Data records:
»»

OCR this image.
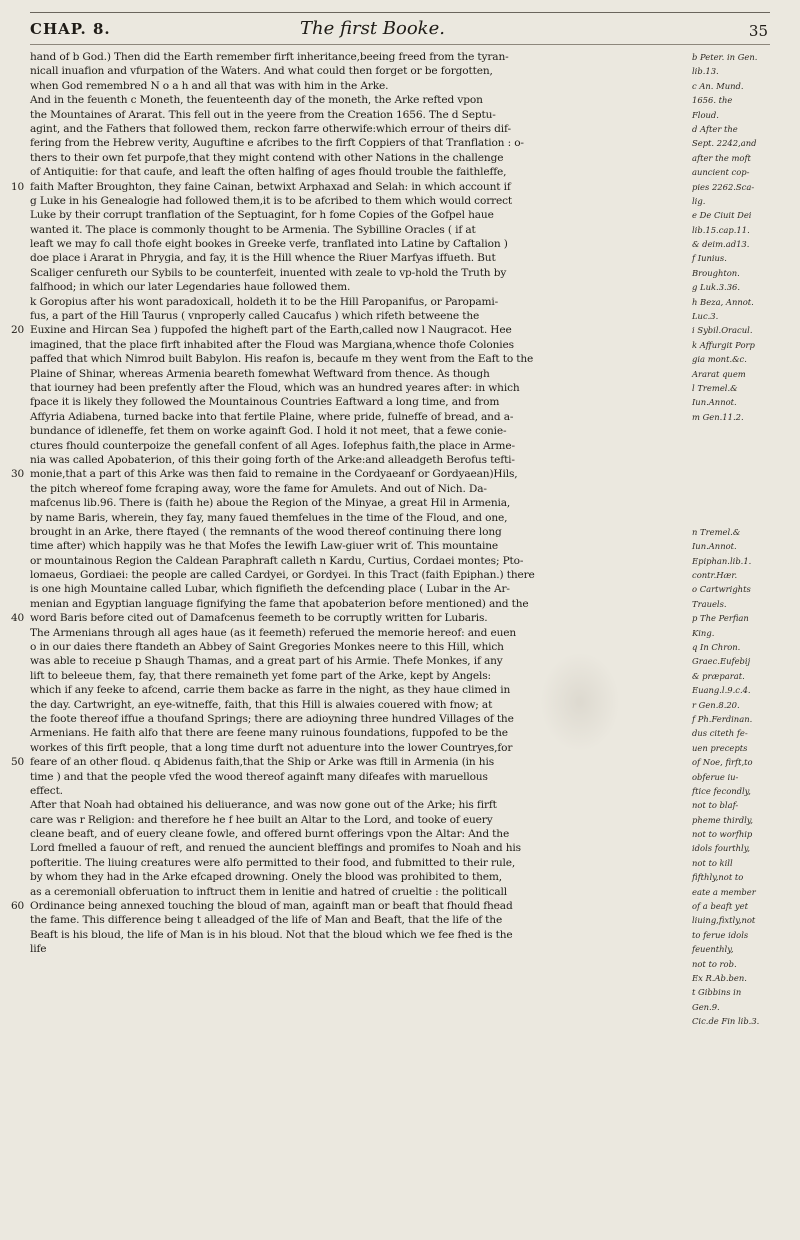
CHAP. 8.	The first Booke.	35
hand of b God.) Then did the Earth remember firft inheritance,beeing freed from the tyran-
nicall inuafion and vfurpation of the Waters. And what could then forget or be forgotten,
when God remembred N o a h and all that was with him in the Arke.
And in the feuenth c Moneth, the feuenteenth day of the moneth, the Arke refted vpon
the Mountaines of Ararat. This fell out in the yeere from the Creation 1656. The d Septu-
agint, and the Fathers that followed them, reckon farre otherwife:which errour of theirs dif-
fering from the Hebrew verity, Auguftine e afcribes to the firft Coppiers of that Tranflation : o-
thers to their own fet purpofe,that they might contend with other Nations in the challenge
of Antiquitie: for that caufe, and leaft the often halfing of ages fhould trouble the faithleffe,
10 faith Mafter Broughton, they faine Cainan, betwixt Arphaxad and Selah: in which account if
g Luke in his Genealogie had followed them,it is to be afcribed to them which would correct
Luke by their corrupt tranflation of the Septuagint, for h fome Copies of the Gofpel haue
wanted it. The place is commonly thought to be Armenia. The Sybilline Oracles ( if at
leaft we may fo call thofe eight bookes in Greeke verfe, tranflated into Latine by Caftalion )
doe place i Ararat in Phrygia, and fay, it is the Hill whence the Riuer Marfyas iffueth. But
Scaliger cenfureth our Sybils to be counterfeit, inuented with zeale to vp-hold the Truth by
falfhood; in which our later Legendaries haue followed them.
k Goropius after his wont paradoxicall, holdeth it to be the Hill Paropanifus, or Paropami-
fus, a part of the Hill Taurus ( vnproperly called Caucafus ) which rifeth betweene the
20 Euxine and Hircan Sea ) fuppofed the higheft part of the Earth,called now l Naugracot. Hee
imagined, that the place firft inhabited after the Floud was Margiana,whence thofe Colonies
paffed that which Nimrod built Babylon. His reafon is, becaufe m they went from the Eaft to the
Plaine of Shinar, whereas Armenia beareth fomewhat Weftward from thence. As though
that iourney had been prefently after the Floud, which was an hundred yeares after: in which
fpace it is likely they followed the Mountainous Countries Eaftward a long time, and from
Affyria Adiabena, turned backe into that fertile Plaine, where pride, fulneffe of bread, and a-
bundance of idleneffe, fet them on worke againft God. I hold it not meet, that a fewe conie-
ctures fhould counterpoize the genefall confent of all Ages. Iofephus faith,the place in Arme-
nia was called Apobaterion, of this their going forth of the Arke:and alleadgeth Berofus tefti-
30 monie,that a part of this Arke was then faid to remaine in the Cordyaeanf or Gordyaean)Hils,
the pitch whereof fome fcraping away, wore the fame for Amulets. And out of Nich. Da-
mafcenus lib.96. There is (faith he) aboue the Region of the Minyae, a great Hil in Armenia,
by name Baris, wherein, they fay, many faued themfelues in the time of the Floud, and one,
brought in an Arke, there ftayed ( the remnants of the wood thereof continuing there long
time after) which happily was he that Mofes the Iewifh Law-giuer writ of. This mountaine
or mountainous Region the Caldean Paraphraft calleth n Kardu, Curtius, Cordaei montes; Pto-
lomaeus, Gordiaei: the people are called Cardyei, or Gordyei. In this Tract (faith Epiphan.) there
is one high Mountaine called Lubar, which fignifieth the defcending place ( Lubar in the Ar-
menian and Egyptian language fignifying the fame that apobaterion before mentioned) and the
40 word Baris before cited out of Damafcenus feemeth to be corruptly written for Lubaris.
The Armenians through all ages haue (as it feemeth) referued the memorie hereof: and euen
o in our daies there ftandeth an Abbey of Saint Gregories Monkes neere to this Hill, which
was able to receiue p Shaugh Thamas, and a great part of his Armie. Thefe Monkes, if any
lift to beleeue them, fay, that there remaineth yet fome part of the Arke, kept by Angels:
which if any feeke to afcend, carrie them backe as farre in the night, as they haue climed in
the day. Cartwright, an eye-witneffe, faith, that this Hill is alwaies couered with fnow; at
the foote thereof iffue a thoufand Springs; there are adioyning three hundred Villages of the
Armenians. He faith alfo that there are feene many ruinous foundations, fuppofed to be the
workes of this firft people, that a long time durft not aduenture into the lower Countryes,for
50 feare of an other floud. q Abidenus faith,that the Ship or Arke was ftill in Armenia (in his
time ) and that the people vfed the wood thereof againft many difeafes with maruellous
effect.
After that Noah had obtained his deliuerance, and was now gone out of the Arke; his firft
care was r Religion: and therefore he f hee built an Altar to the Lord, and tooke of euery
cleane beaft, and of euery cleane fowle, and offered burnt offerings vpon the Altar: And the
Lord fmelled a fauour of reft, and renued the auncient bleffings and promifes to Noah and his
pofteritie. The liuing creatures were alfo permitted to their food, and fubmitted to their rule,
by whom they had in the Arke efcaped drowning. Onely the blood was prohibited to them,
as a ceremoniall obferuation to inftruct them in lenitie and hatred of crueltie : the politicall
60 Ordinance being annexed touching the bloud of man, againft man or beaft that fhould fhead
the fame. This difference being t alleadged of the life of Man and Beaft, that the life of the
Beaft is his bloud, the life of Man is in his bloud. Not that the bloud which we fee fhed is the
life
b Peter. in Gen.
lib.13.
c An. Mund.
1656. the
Floud.
d After the
Sept. 2242,and
after the moft
auncient cop-
pies 2262.Sca-
lig.
e De Ciuit Dei
lib.15.cap.11.
& deim.ad13.
f Iunius.
Broughton.
g Luk.3.36.
h Beza, Annot.
Luc.3.
i Sybil.Oracul.
k Affurgit Porp
gia mont.&c.
Ararat quem
l Tremel.&
Iun.Annot.
m Gen.11.2.
n Tremel.&
Iun.Annot.
Epiphan.lib.1.
contr.Hær.
o Cartwrights
Trauels.
p The Perfian
King.
q In Chron.
Graec.Eufebij
& præparat.
Euang.l.9.c.4.
r Gen.8.20.
f Ph.Ferdinan.
dus citeth fe-
uen precepts
of Noe, firft,to
obferue iu-
ftice fecondly,
not to blaf-
pheme thirdly,
not to worfhip
idols fourthly,
not to kill
fifthly,not to
eate a member
of a beaft yet
liuing,fixtly,not
to ferue idols
feuenthly,
not to rob.
Ex R.Ab.ben.
t Gibbins in
Gen.9.
Cic.de Fin lib.3.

««

WHAT THE TASK ASKS:
Your answer should be one number: how many lines of the listing include the word "Baris".

REPLY:
2